RECORD EXTRACTS -
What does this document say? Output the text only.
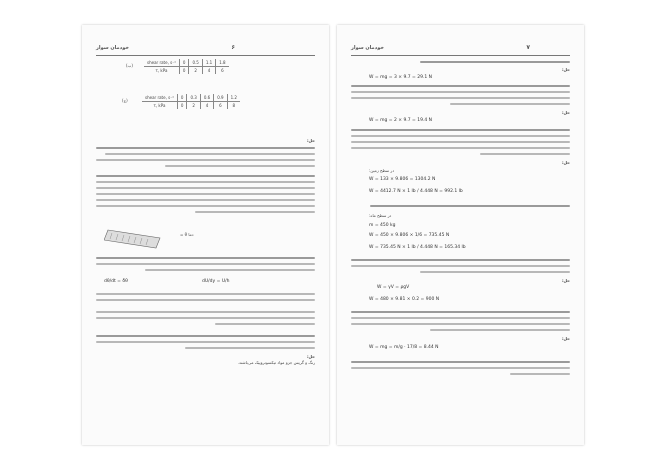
خودمان سوار	۶
(ب)
shear rate, s⁻¹	0	0.5	1.1	1.8
τ, kPa	0	2	4	6
(ج)
shear rate, s⁻¹	0	0.3	0.6	0.9	1.2
τ, kPa	0	2	4	6	8
حل:
دما θ =
dθ/dt = δθ	dU/dy = U/h
حل:
رنگ و گریس جزو مواد تیکسوتروپیک می‌باشند.
خودمان سوار	۷
حل:
W = mg = 3 × 9.7 = 29.1 N
حل:
W = mg = 2 × 9.7 = 19.4 N
حل:
در سطح زمین:
W = 133 × 9.806 = 1304.2 N
W = 4412.7 N × 1 lb / 4.448 N = 992.1 lb
در سطح ماه:
m = 450 kg
W = 450 × 9.806 × 1/6 = 735.45 N
W = 735.45 N × 1 lb / 4.448 N = 165.34 lb
حل:
W = γV = ρgV
W = 480 × 9.81 × 0.2 = 900 N
حل:
W = mg = m/g · 17/8 = 8.44 N
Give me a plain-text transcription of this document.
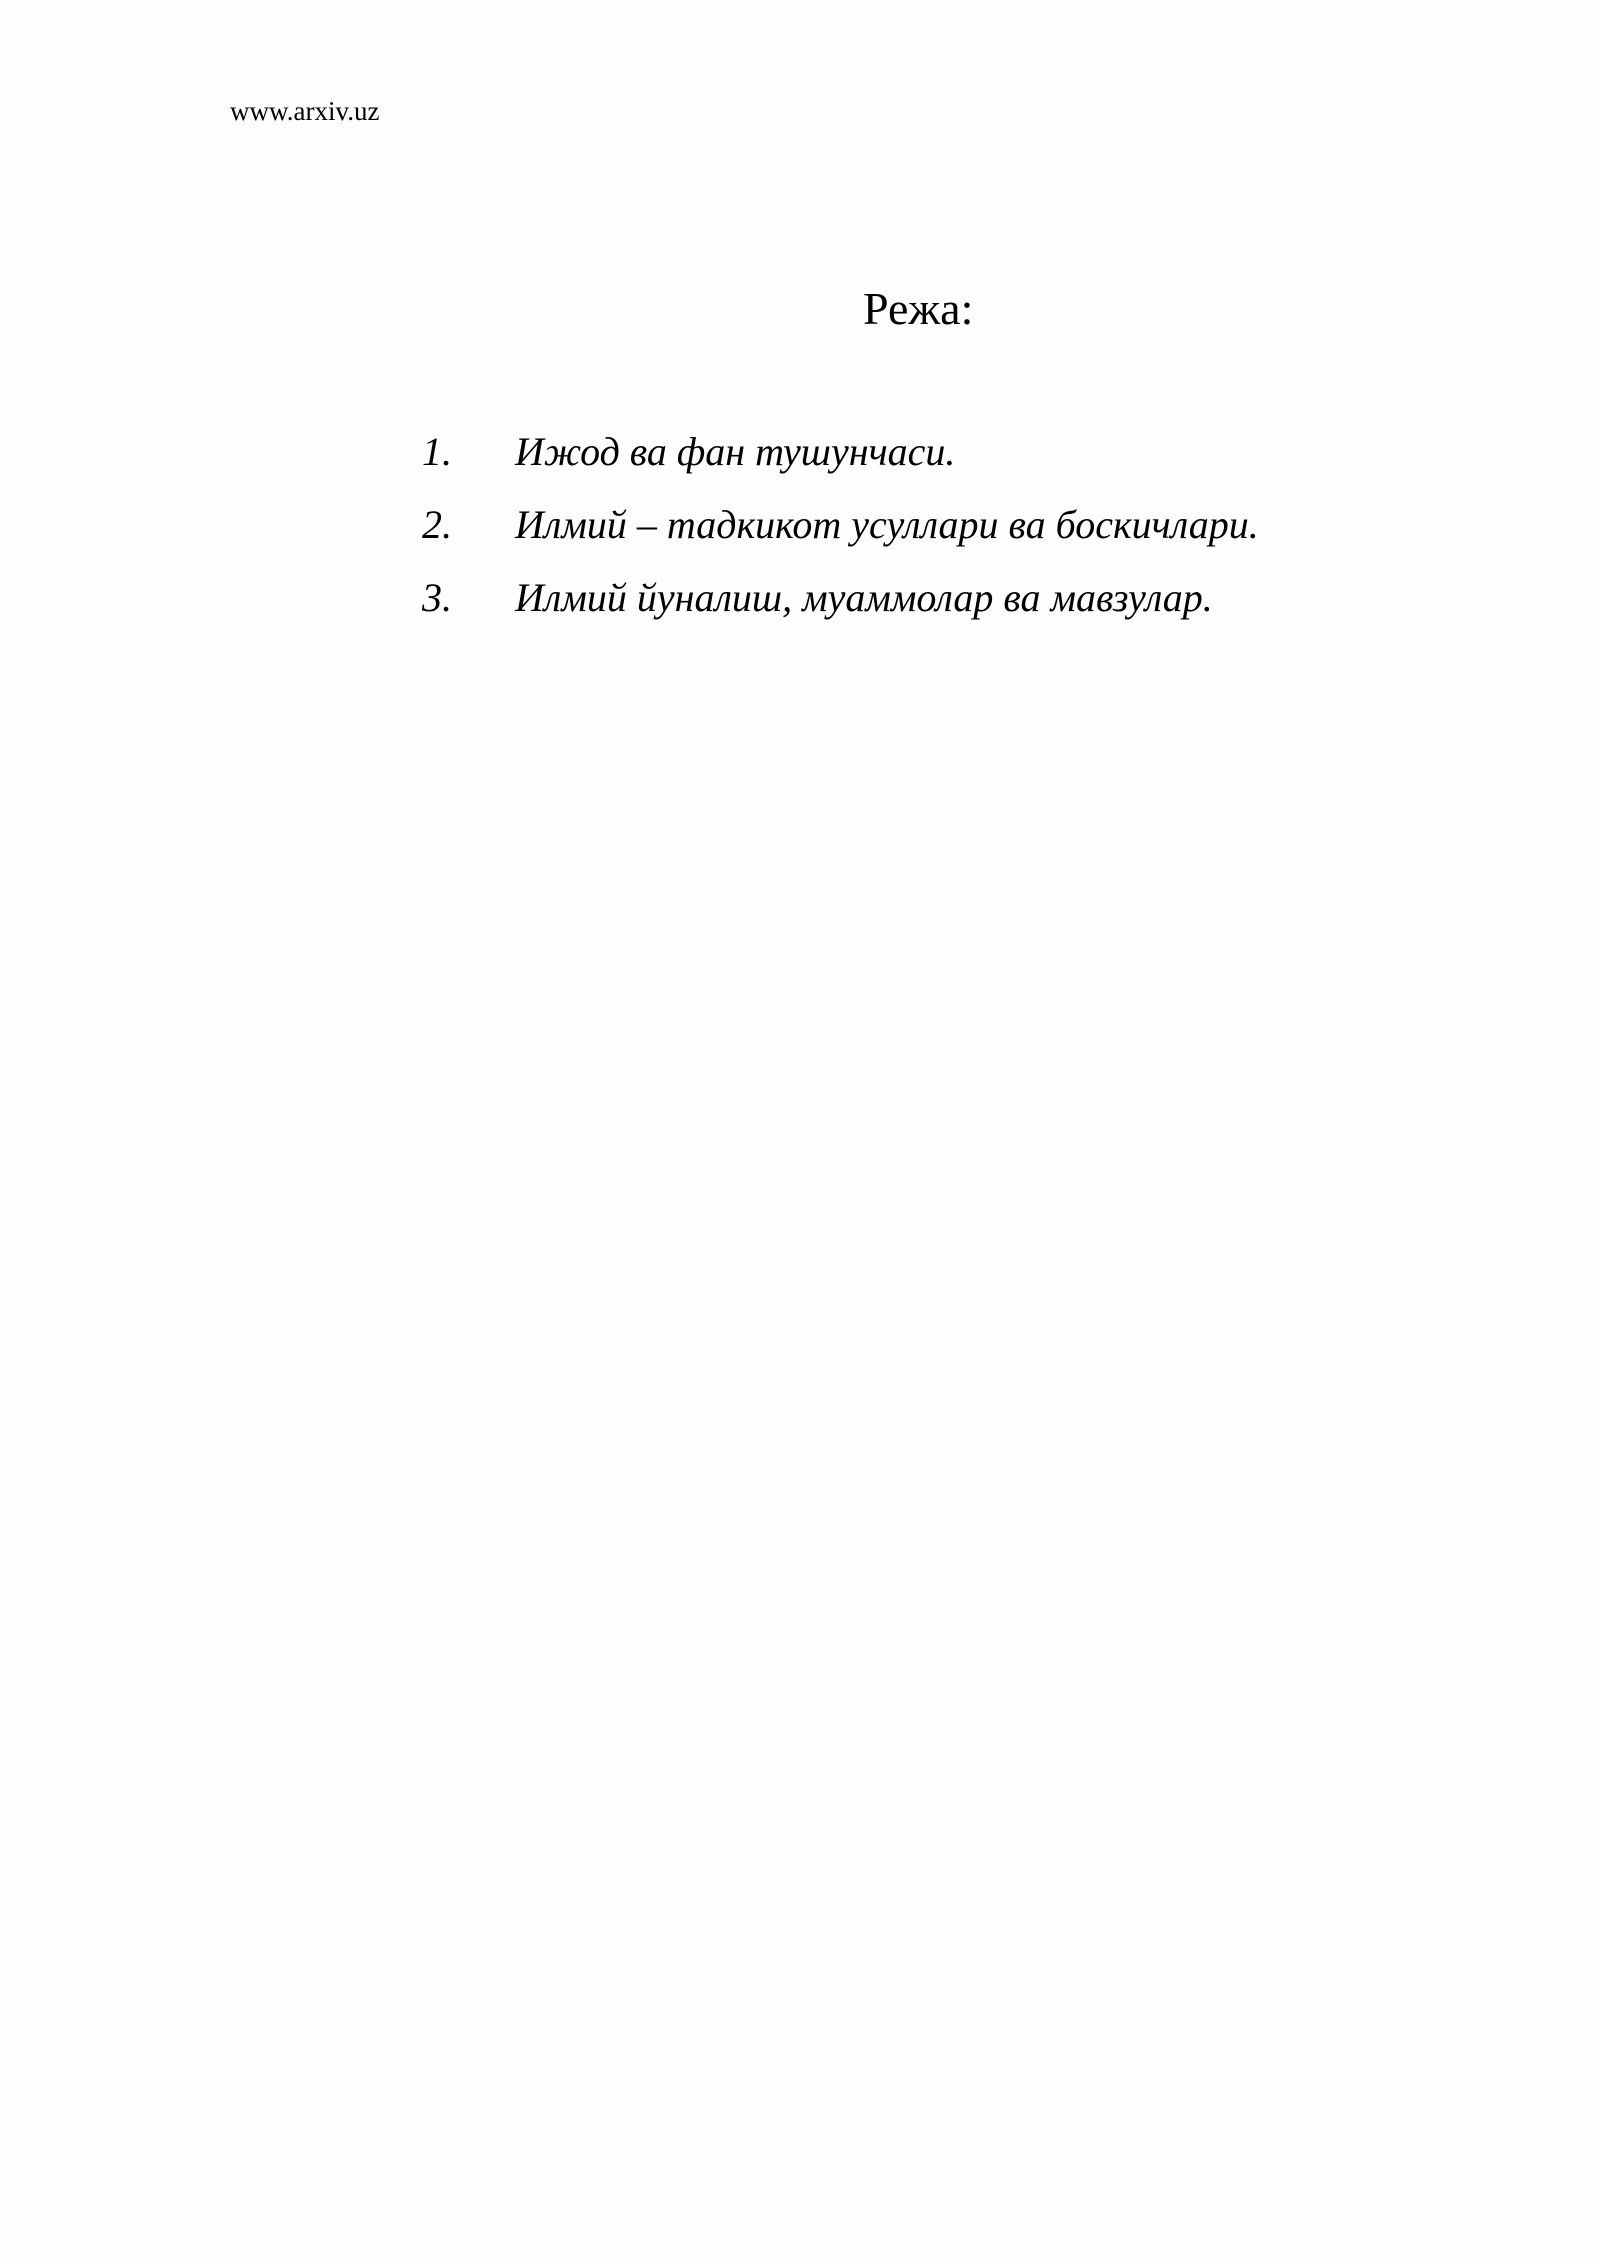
www.arxiv.uz
Режа:
1.	Ижод ва фан тушунчаси.
2.	Илмий – тадкикот усуллари ва боскичлари.
3.	Илмий йуналиш, муаммолар ва мавзулар.
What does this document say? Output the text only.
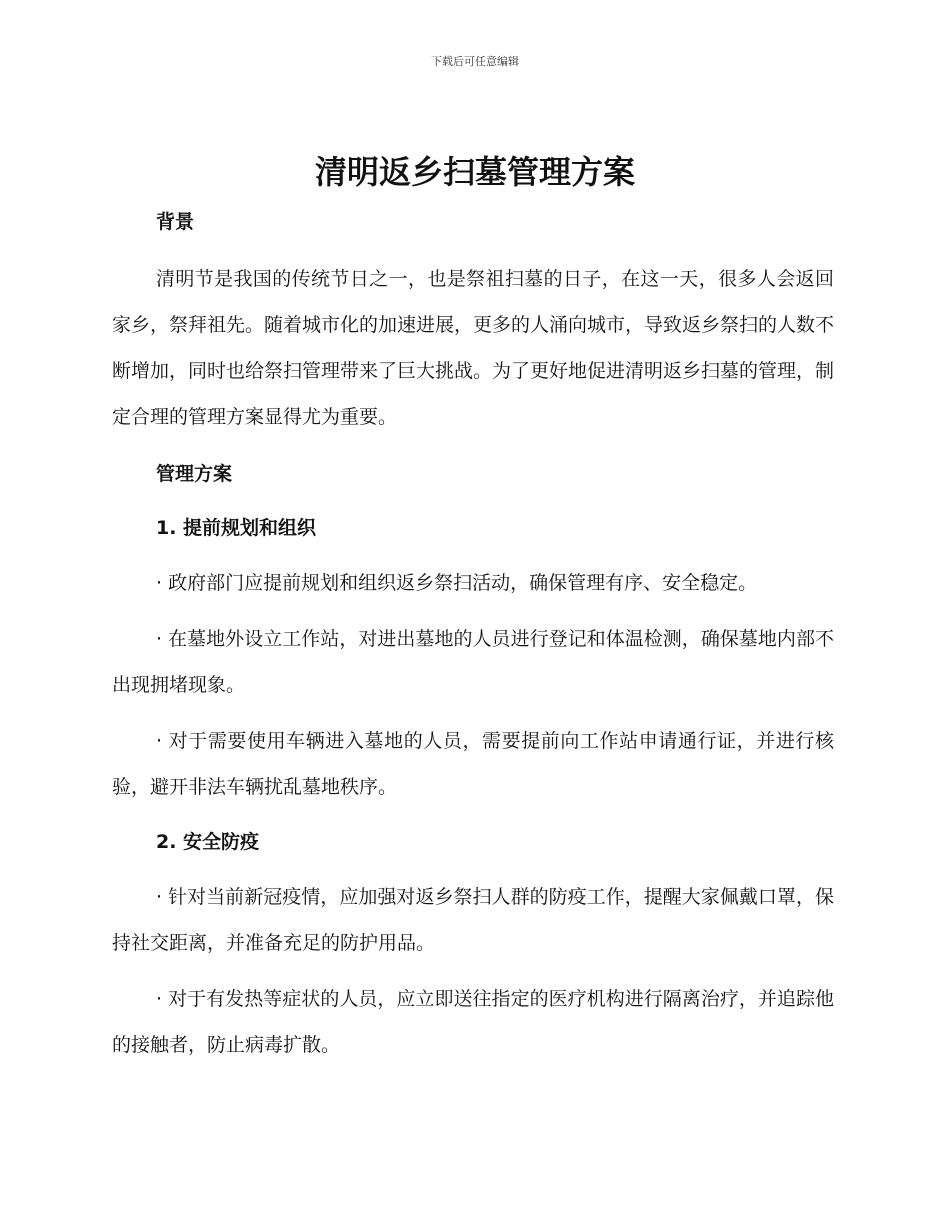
下载后可任意编辑
清明返乡扫墓管理方案

背景

清明节是我国的传统节日之一，也是祭祖扫墓的日子，在这一天，很多人会返回家乡，祭拜祖先。随着城市化的加速进展，更多的人涌向城市，导致返乡祭扫的人数不断增加，同时也给祭扫管理带来了巨大挑战。为了更好地促进清明返乡扫墓的管理，制定合理的管理方案显得尤为重要。

管理方案

1. 提前规划和组织

· 政府部门应提前规划和组织返乡祭扫活动，确保管理有序、安全稳定。

· 在墓地外设立工作站，对进出墓地的人员进行登记和体温检测，确保墓地内部不出现拥堵现象。

· 对于需要使用车辆进入墓地的人员，需要提前向工作站申请通行证，并进行核验，避开非法车辆扰乱墓地秩序。

2. 安全防疫

· 针对当前新冠疫情，应加强对返乡祭扫人群的防疫工作，提醒大家佩戴口罩，保持社交距离，并准备充足的防护用品。

· 对于有发热等症状的人员，应立即送往指定的医疗机构进行隔离治疗，并追踪他的接触者，防止病毒扩散。
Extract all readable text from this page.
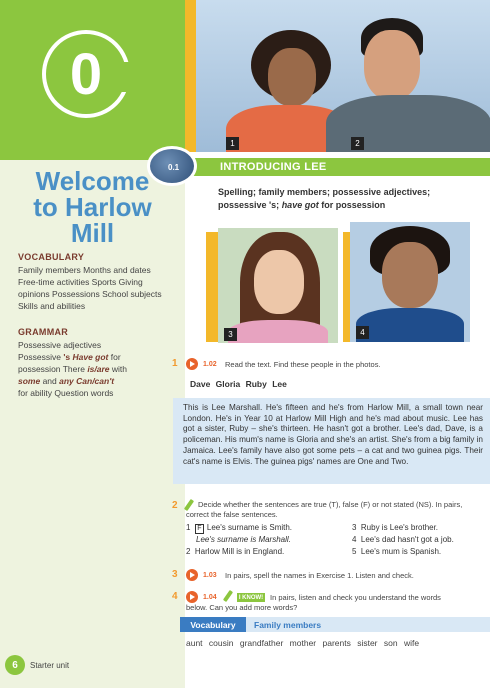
0
Welcome
to Harlow
Mill
VOCABULARY
Family members Months and dates Free-time activities Sports Giving opinions Possessions School subjects Skills and abilities
GRAMMAR
Possessive adjectives
Possessive 's Have got for
possession There is/are with
some and any Can/can't
for ability Question words
1	2
0.1	INTRODUCING LEE
Spelling; family members; possessive adjectives;
possessive 's; have got for possession
3	4
1	1.02 Read the text. Find these people in the photos.
Dave Gloria Ruby Lee
This is Lee Marshall. He's fifteen and he's from Harlow Mill, a small town near London. He's in Year 10 at Harlow Mill High and he's mad about music. Lee has got a sister, Ruby – she's thirteen. He hasn't got a brother. Lee's dad, Dave, is a policeman. His mum's name is Gloria and she's an artist. She's from a big family in Jamaica. Lee's family have also got some pets – a cat and two guinea pigs. Their cat's name is Elvis. The guinea pigs' names are One and Two.
2	Decide whether the sentences are true (T), false (F) or not stated (NS). In pairs,
correct the false sentences.
1 F Lee's surname is Smith.
Lee's surname is Marshall.
2 Harlow Mill is in England.
3 Ruby is Lee's brother.
4 Lee's dad hasn't got a job.
5 Lee's mum is Spanish.
3	1.03 In pairs, spell the names in Exercise 1. Listen and check.
4	1.04	I KNOW! In pairs, listen and check you understand the words
below. Can you add more words?
Vocabulary	Family members
aunt cousin grandfather mother parents sister son wife
6 Starter unit
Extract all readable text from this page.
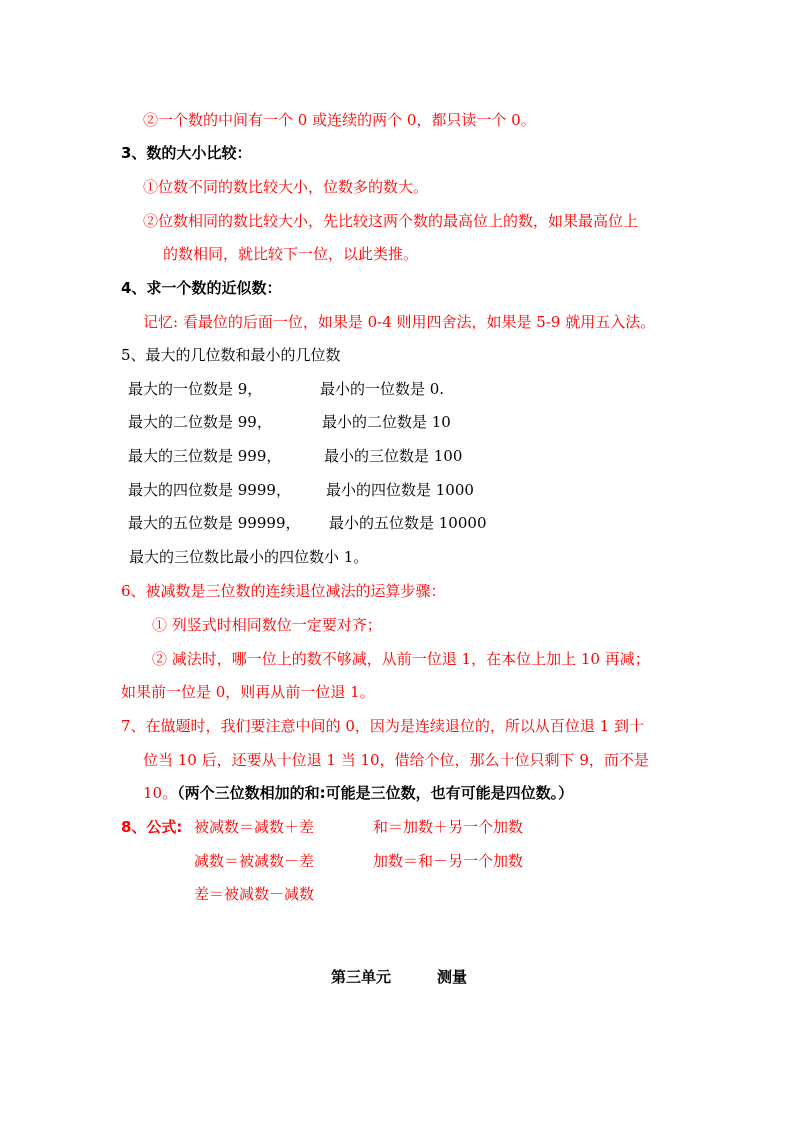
②一个数的中间有一个 0 或连续的两个 0，都只读一个 0。
3、数的大小比较：
①位数不同的数比较大小，位数多的数大。
②位数相同的数比较大小，先比较这两个数的最高位上的数，如果最高位上
的数相同，就比较下一位，以此类推。
4、求一个数的近似数：
记忆: 看最位的后面一位，如果是 0-4 则用四舍法，如果是 5-9 就用五入法。
5、最大的几位数和最小的几位数
最大的一位数是 9，	最小的一位数是 0.
最大的二位数是 99，	最小的二位数是 10
最大的三位数是 999，	最小的三位数是 100
最大的四位数是 9999， 最小的四位数是 1000
最大的五位数是 99999， 最小的五位数是 10000
最大的三位数比最小的四位数小 1。
6、被减数是三位数的连续退位减法的运算步骤：
① 列竖式时相同数位一定要对齐；
② 减法时，哪一位上的数不够减，从前一位退 1，在本位上加上 10 再减；
如果前一位是 0，则再从前一位退 1。
7、在做题时，我们要注意中间的 0，因为是连续退位的，所以从百位退 1 到十
位当 10 后，还要从十位退 1 当 10，借给个位，那么十位只剩下 9，而不是
10。（两个三位数相加的和:可能是三位数，也有可能是四位数。）
8、公式: 被减数＝减数＋差	和＝加数＋另一个加数
减数＝被减数－差	加数＝和－另一个加数
差＝被减数－减数
第三单元	测量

AIM OF THE TASK - Find every line in the records that contains the word "brother"; copy those lines.

THE ANSWER -
This is Lee Marshall. He's fifteen and he's from Harlow Mill, a small town near London. He's in Year 10 at Harlow Mill High and he's mad about music. Lee has got a sister, Ruby – she's thirteen. He hasn't got a brother. Lee's dad, Dave, is a policeman. His mum's name is Gloria and she's an artist. She's from a big family in Jamaica. Lee's family have also got some pets – a cat and two guinea pigs. Their cat's name is Elvis. The guinea pigs' names are One and Two.
3 Ruby is Lee's brother.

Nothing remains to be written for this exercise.